Short task :: Please find all lines in the data that hold the string "STATES" and copy them.

──────── Records for the task ────────

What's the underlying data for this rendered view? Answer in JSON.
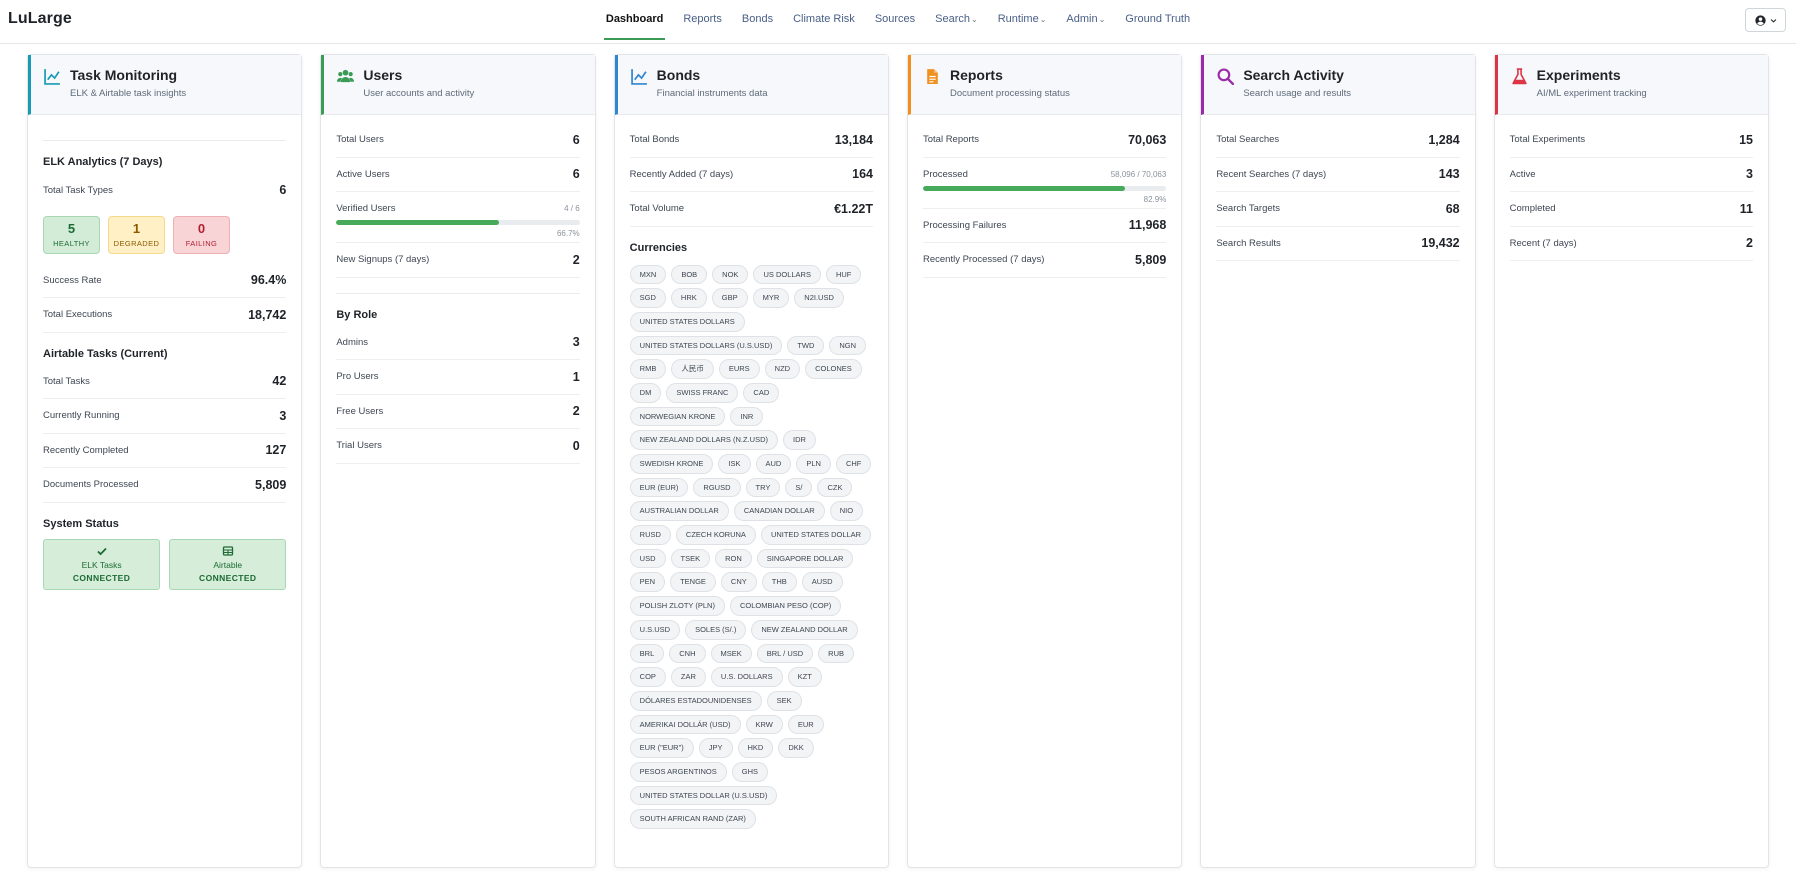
{
  "nav": {
    "brand": "LuLarge",
    "links": [
      {
        "label": "Dashboard",
        "active": true
      },
      {
        "label": "Reports"
      },
      {
        "label": "Bonds"
      },
      {
        "label": "Climate Risk"
      },
      {
        "label": "Sources"
      },
      {
        "label": "Search",
        "dropdown": true
      },
      {
        "label": "Runtime",
        "dropdown": true
      },
      {
        "label": "Admin",
        "dropdown": true
      },
      {
        "label": "Ground Truth"
      }
    ],
    "user_icon": "user-circle-icon",
    "chevron": "chevron-down-icon"
  },
  "colors": {
    "task": "#1a9bb5",
    "users": "#3a9a56",
    "bonds": "#2f86d1",
    "reports": "#f0901f",
    "search": "#9b2aa8",
    "experiments": "#dc3545",
    "success": "#47aa5b"
  },
  "task": {
    "icon": "chart-line-icon",
    "title": "Task Monitoring",
    "subtitle": "ELK & Airtable task insights",
    "elk_heading": "ELK Analytics (7 Days)",
    "total_task_types_label": "Total Task Types",
    "total_task_types": "6",
    "badges": [
      {
        "num": "5",
        "label": "HEALTHY"
      },
      {
        "num": "1",
        "label": "DEGRADED"
      },
      {
        "num": "0",
        "label": "FAILING"
      }
    ],
    "success_rate_label": "Success Rate",
    "success_rate": "96.4%",
    "total_exec_label": "Total Executions",
    "total_exec": "18,742",
    "airtable_heading": "Airtable Tasks (Current)",
    "airtable_rows": [
      {
        "label": "Total Tasks",
        "value": "42"
      },
      {
        "label": "Currently Running",
        "value": "3"
      },
      {
        "label": "Recently Completed",
        "value": "127"
      },
      {
        "label": "Documents Processed",
        "value": "5,809"
      }
    ],
    "system_heading": "System Status",
    "status": [
      {
        "icon": "check-icon",
        "name": "ELK Tasks",
        "state": "CONNECTED"
      },
      {
        "icon": "table-icon",
        "name": "Airtable",
        "state": "CONNECTED"
      }
    ]
  },
  "users": {
    "icon": "users-icon",
    "title": "Users",
    "subtitle": "User accounts and activity",
    "total_label": "Total Users",
    "total": "6",
    "active_label": "Active Users",
    "active": "6",
    "verified_label": "Verified Users",
    "verified_count": "4 / 6",
    "verified_pct": "66.7%",
    "verified_fraction": 0.667,
    "signups_label": "New Signups (7 days)",
    "signups": "2",
    "role_heading": "By Role",
    "roles": [
      {
        "label": "Admins",
        "value": "3"
      },
      {
        "label": "Pro Users",
        "value": "1"
      },
      {
        "label": "Free Users",
        "value": "2"
      },
      {
        "label": "Trial Users",
        "value": "0"
      }
    ]
  },
  "bonds": {
    "icon": "chart-line-icon",
    "title": "Bonds",
    "subtitle": "Financial instruments data",
    "rows": [
      {
        "label": "Total Bonds",
        "value": "13,184"
      },
      {
        "label": "Recently Added (7 days)",
        "value": "164"
      },
      {
        "label": "Total Volume",
        "value": "€1.22T"
      }
    ],
    "currencies_heading": "Currencies",
    "currencies": [
      "MXN",
      "BOB",
      "NOK",
      "US DOLLARS",
      "HUF",
      "SGD",
      "HRK",
      "GBP",
      "MYR",
      "N2I.USD",
      "UNITED STATES DOLLARS",
      "UNITED STATES DOLLARS (U.S.USD)",
      "TWD",
      "NGN",
      "RMB",
      "人民币",
      "EURS",
      "NZD",
      "COLONES",
      "DM",
      "SWISS FRANC",
      "CAD",
      "NORWEGIAN KRONE",
      "INR",
      "NEW ZEALAND DOLLARS (N.Z.USD)",
      "IDR",
      "SWEDISH KRONE",
      "ISK",
      "AUD",
      "PLN",
      "CHF",
      "EUR (EUR)",
      "RGUSD",
      "TRY",
      "S/",
      "CZK",
      "AUSTRALIAN DOLLAR",
      "CANADIAN DOLLAR",
      "NIO",
      "RUSD",
      "CZECH KORUNA",
      "UNITED STATES DOLLAR",
      "USD",
      "TSEK",
      "RON",
      "SINGAPORE DOLLAR",
      "PEN",
      "TENGE",
      "CNY",
      "THB",
      "AUSD",
      "POLISH ZLOTY (PLN)",
      "COLOMBIAN PESO (COP)",
      "U.S.USD",
      "SOLES (S/.)",
      "NEW ZEALAND DOLLAR",
      "BRL",
      "CNH",
      "MSEK",
      "BRL / USD",
      "RUB",
      "COP",
      "ZAR",
      "U.S. DOLLARS",
      "KZT",
      "DÓLARES ESTADOUNIDENSES",
      "SEK",
      "AMERIKAI DOLLÁR (USD)",
      "KRW",
      "EUR",
      "EUR (\"EUR\")",
      "JPY",
      "HKD",
      "DKK",
      "PESOS ARGENTINOS",
      "GHS",
      "UNITED STATES DOLLAR (U.S.USD)",
      "SOUTH AFRICAN RAND (ZAR)"
    ]
  },
  "reports": {
    "icon": "file-icon",
    "title": "Reports",
    "subtitle": "Document processing status",
    "total_label": "Total Reports",
    "total": "70,063",
    "processed_label": "Processed",
    "processed_count": "58,096 / 70,063",
    "processed_pct": "82.9%",
    "processed_fraction": 0.829,
    "rows": [
      {
        "label": "Processing Failures",
        "value": "11,968"
      },
      {
        "label": "Recently Processed (7 days)",
        "value": "5,809"
      }
    ]
  },
  "search": {
    "icon": "search-icon",
    "title": "Search Activity",
    "subtitle": "Search usage and results",
    "rows": [
      {
        "label": "Total Searches",
        "value": "1,284"
      },
      {
        "label": "Recent Searches (7 days)",
        "value": "143"
      },
      {
        "label": "Search Targets",
        "value": "68"
      },
      {
        "label": "Search Results",
        "value": "19,432"
      }
    ]
  },
  "experiments": {
    "icon": "flask-icon",
    "title": "Experiments",
    "subtitle": "AI/ML experiment tracking",
    "rows": [
      {
        "label": "Total Experiments",
        "value": "15"
      },
      {
        "label": "Active",
        "value": "3"
      },
      {
        "label": "Completed",
        "value": "11"
      },
      {
        "label": "Recent (7 days)",
        "value": "2"
      }
    ]
  }
}
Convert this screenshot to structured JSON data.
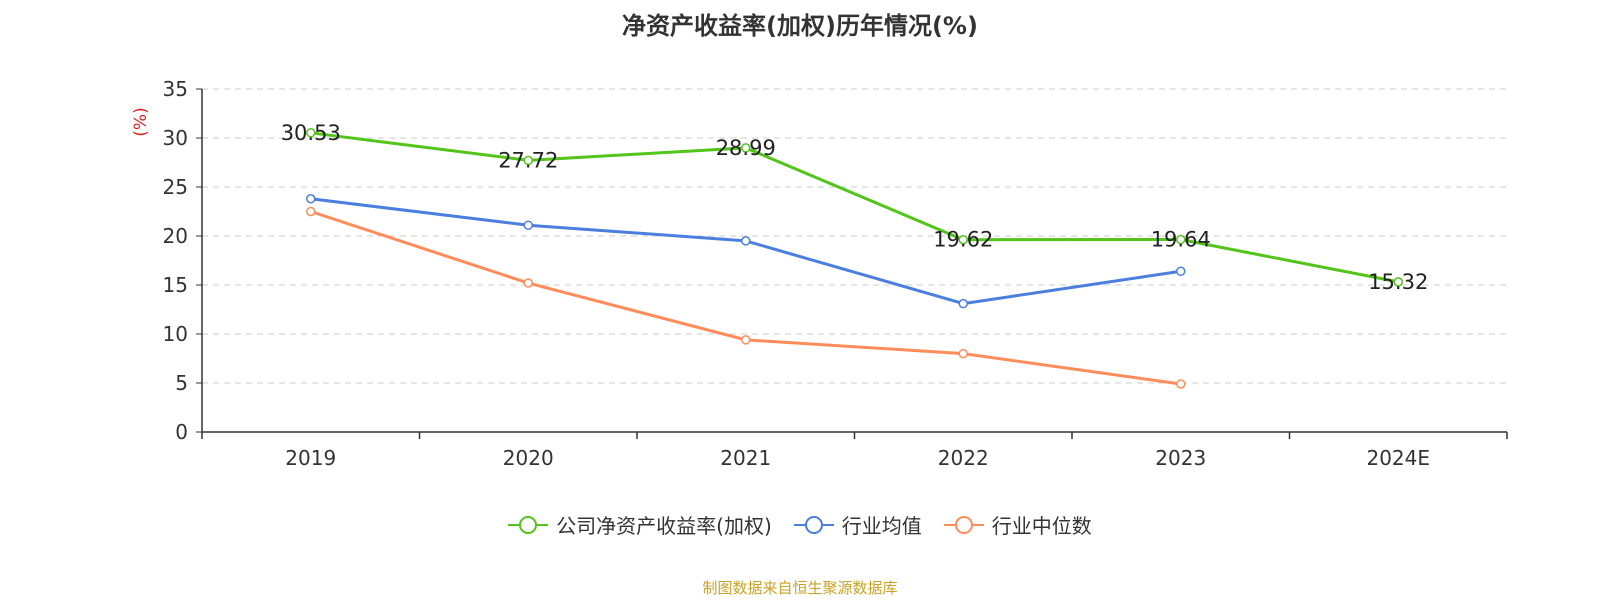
{
  "chart_data": {
    "type": "line",
    "title": "净资产收益率(加权)历年情况(%)",
    "ylabel": "(%)",
    "xlabel": "",
    "categories": [
      "2019",
      "2020",
      "2021",
      "2022",
      "2023",
      "2024E"
    ],
    "ylim": [
      0,
      35
    ],
    "yticks": [
      0,
      5,
      10,
      15,
      20,
      25,
      30,
      35
    ],
    "grid": true,
    "legend_position": "bottom",
    "series": [
      {
        "name": "公司净资产收益率(加权)",
        "color": "#52c41a",
        "values": [
          30.53,
          27.72,
          28.99,
          19.62,
          19.64,
          15.32
        ],
        "data_labels": [
          "30.53",
          "27.72",
          "28.99",
          "19.62",
          "19.64",
          "15.32"
        ]
      },
      {
        "name": "行业均值",
        "color": "#4a7fe0",
        "values": [
          23.8,
          21.1,
          19.5,
          13.1,
          16.4,
          null
        ]
      },
      {
        "name": "行业中位数",
        "color": "#ff8c5a",
        "values": [
          22.5,
          15.2,
          9.4,
          8.0,
          4.9,
          null
        ]
      }
    ]
  },
  "source": "制图数据来自恒生聚源数据库"
}
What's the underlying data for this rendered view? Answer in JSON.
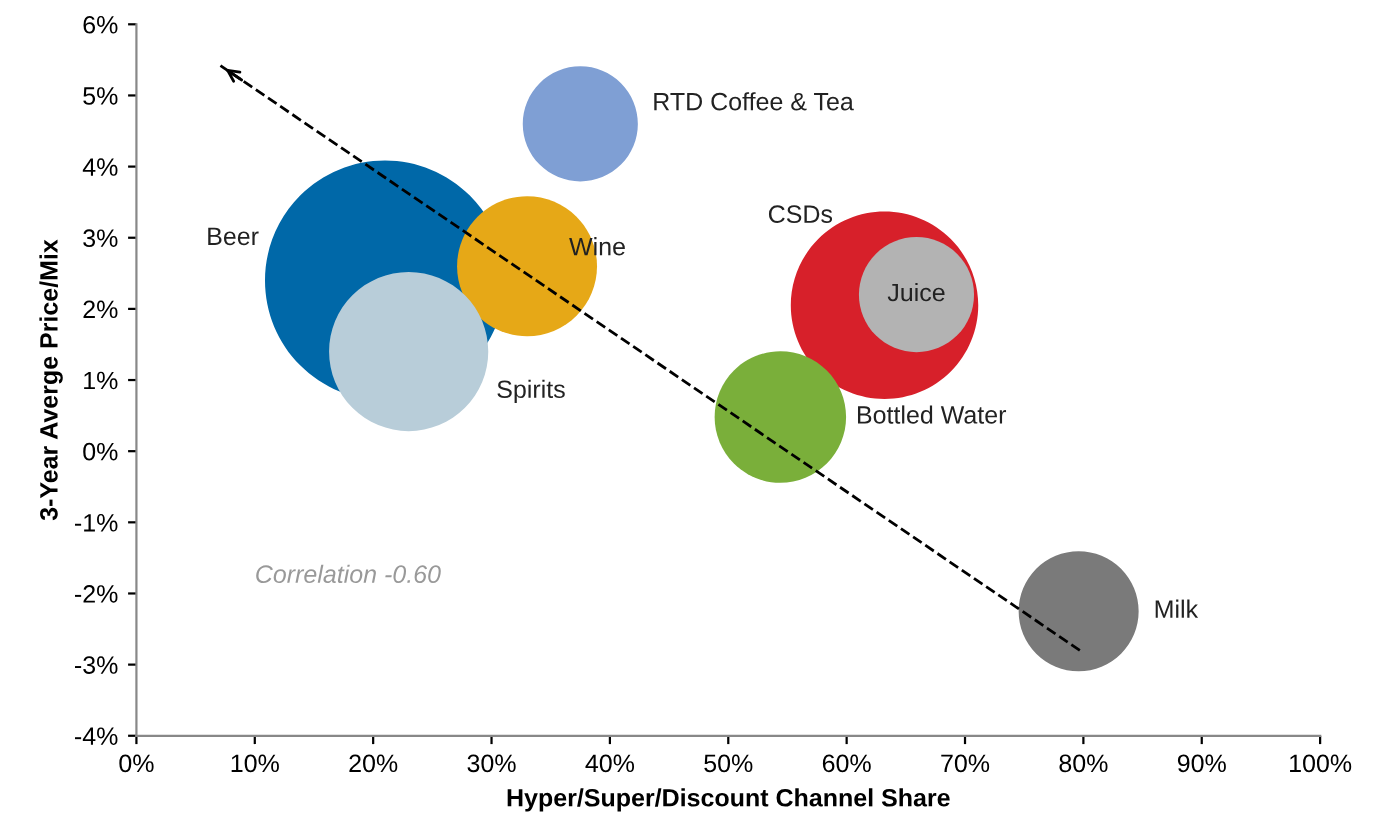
{
  "chart_data": {
    "type": "bubble",
    "xlabel": "Hyper/Super/Discount Channel Share",
    "ylabel": "3-Year Averge Price/Mix",
    "xlim": [
      0,
      100
    ],
    "ylim": [
      -4,
      6
    ],
    "xticks": [
      {
        "value": 0,
        "label": "0%"
      },
      {
        "value": 10,
        "label": "10%"
      },
      {
        "value": 20,
        "label": "20%"
      },
      {
        "value": 30,
        "label": "30%"
      },
      {
        "value": 40,
        "label": "40%"
      },
      {
        "value": 50,
        "label": "50%"
      },
      {
        "value": 60,
        "label": "60%"
      },
      {
        "value": 70,
        "label": "70%"
      },
      {
        "value": 80,
        "label": "80%"
      },
      {
        "value": 90,
        "label": "90%"
      },
      {
        "value": 100,
        "label": "100%"
      }
    ],
    "yticks": [
      {
        "value": -4,
        "label": "-4%"
      },
      {
        "value": -3,
        "label": "-3%"
      },
      {
        "value": -2,
        "label": "-2%"
      },
      {
        "value": -1,
        "label": "-1%"
      },
      {
        "value": 0,
        "label": "0%"
      },
      {
        "value": 1,
        "label": "1%"
      },
      {
        "value": 2,
        "label": "2%"
      },
      {
        "value": 3,
        "label": "3%"
      },
      {
        "value": 4,
        "label": "4%"
      },
      {
        "value": 5,
        "label": "5%"
      },
      {
        "value": 6,
        "label": "6%"
      }
    ],
    "grid": false,
    "legend": false,
    "marker": "circle",
    "annotations": [
      "Correlation -0.60"
    ],
    "series": [
      {
        "name": "Beer",
        "color": "#0068a8",
        "x": [
          21
        ],
        "values": [
          2.4
        ],
        "sizes": [
          1
        ]
      },
      {
        "name": "Wine",
        "color": "#e6a817",
        "x": [
          33
        ],
        "values": [
          2.6
        ],
        "sizes": [
          0.34
        ]
      },
      {
        "name": "Spirits",
        "color": "#b8cdd9",
        "x": [
          23
        ],
        "values": [
          1.4
        ],
        "sizes": [
          0.44
        ]
      },
      {
        "name": "RTD Coffee & Tea",
        "color": "#7f9fd4",
        "x": [
          37.5
        ],
        "values": [
          4.6
        ],
        "sizes": [
          0.23
        ]
      },
      {
        "name": "CSDs",
        "color": "#d7202a",
        "x": [
          63.2
        ],
        "values": [
          2.05
        ],
        "sizes": [
          0.61
        ]
      },
      {
        "name": "Juice",
        "color": "#b3b3b3",
        "x": [
          65.9
        ],
        "values": [
          2.2
        ],
        "sizes": [
          0.23
        ]
      },
      {
        "name": "Bottled Water",
        "color": "#7aaf3a",
        "x": [
          54.4
        ],
        "values": [
          0.48
        ],
        "sizes": [
          0.3
        ]
      },
      {
        "name": "Milk",
        "color": "#7a7a7a",
        "x": [
          79.6
        ],
        "values": [
          -2.25
        ],
        "sizes": [
          0.25
        ]
      },
      {
        "type": "line",
        "color": "#000000",
        "line_style": "dashed",
        "marker": "none",
        "x": [
          79.7,
          7.1
        ],
        "values": [
          -2.8,
          5.42
        ]
      }
    ]
  }
}
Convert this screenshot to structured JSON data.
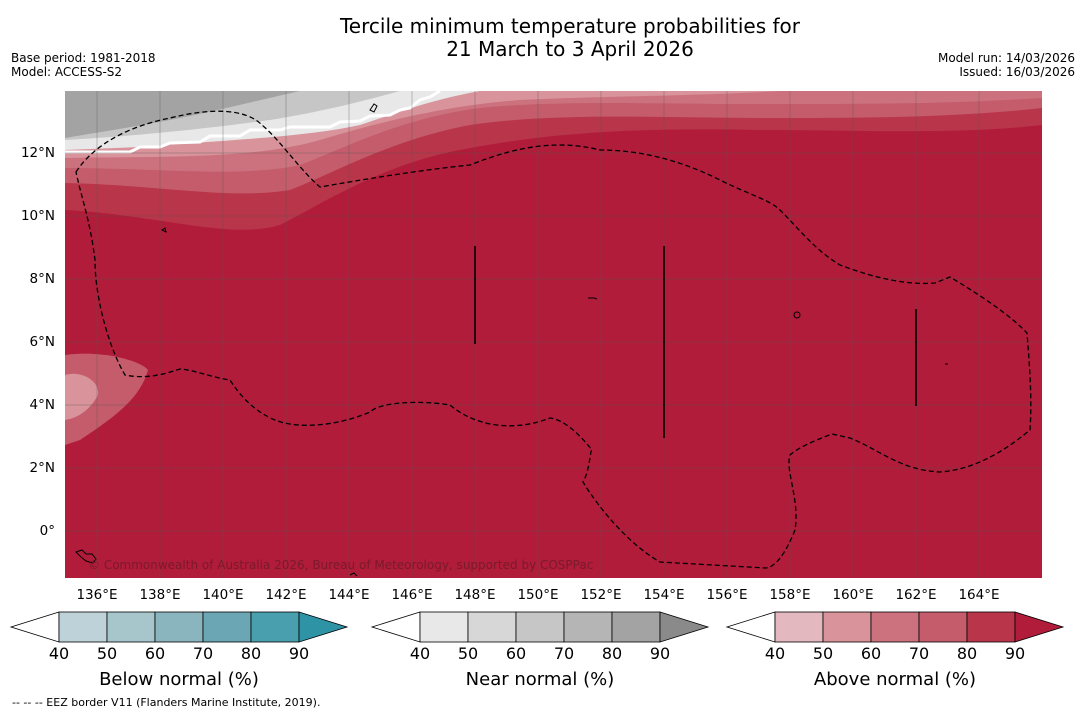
{
  "title_line1": "Tercile minimum temperature probabilities for",
  "title_line2": "21 March to 3 April 2026",
  "left_meta": {
    "base_period": "Base period: 1981-2018",
    "model": "Model: ACCESS-S2"
  },
  "right_meta": {
    "model_run": "Model run: 14/03/2026",
    "issued": "Issued: 16/03/2026"
  },
  "y_ticks": [
    "12°N",
    "10°N",
    "8°N",
    "6°N",
    "4°N",
    "2°N",
    "0°"
  ],
  "x_ticks": [
    "136°E",
    "138°E",
    "140°E",
    "142°E",
    "144°E",
    "146°E",
    "148°E",
    "150°E",
    "152°E",
    "154°E",
    "156°E",
    "158°E",
    "160°E",
    "162°E",
    "164°E"
  ],
  "copyright": "© Commonwealth of Australia 2026, Bureau of Meteorology, supported by COSPPac",
  "colorbars": [
    {
      "label": "Below normal (%)",
      "ticks": [
        "40",
        "50",
        "60",
        "70",
        "80",
        "90"
      ],
      "colors": [
        "#ffffff",
        "#bdd3d9",
        "#a6c6cc",
        "#8bb5be",
        "#6aa6b3",
        "#4a9fae",
        "#2f93a6"
      ]
    },
    {
      "label": "Near normal (%)",
      "ticks": [
        "40",
        "50",
        "60",
        "70",
        "80",
        "90"
      ],
      "colors": [
        "#ffffff",
        "#e8e8e8",
        "#d7d7d7",
        "#c6c6c6",
        "#b5b5b5",
        "#a3a3a3",
        "#8a8a8a"
      ]
    },
    {
      "label": "Above normal (%)",
      "ticks": [
        "40",
        "50",
        "60",
        "70",
        "80",
        "90"
      ],
      "colors": [
        "#ffffff",
        "#e3b8be",
        "#d8939b",
        "#cc727e",
        "#c45c6b",
        "#b93549",
        "#b01c3a"
      ]
    }
  ],
  "footer": "--  --  -- EEZ border V11 (Flanders Marine Institute, 2019)."
}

────────

Solution ::
      "UNITED STATES DOLLARS",
      "UNITED STATES DOLLARS (U.S.USD)",
      "UNITED STATES DOLLAR",
      "UNITED STATES DOLLAR (U.S.USD)",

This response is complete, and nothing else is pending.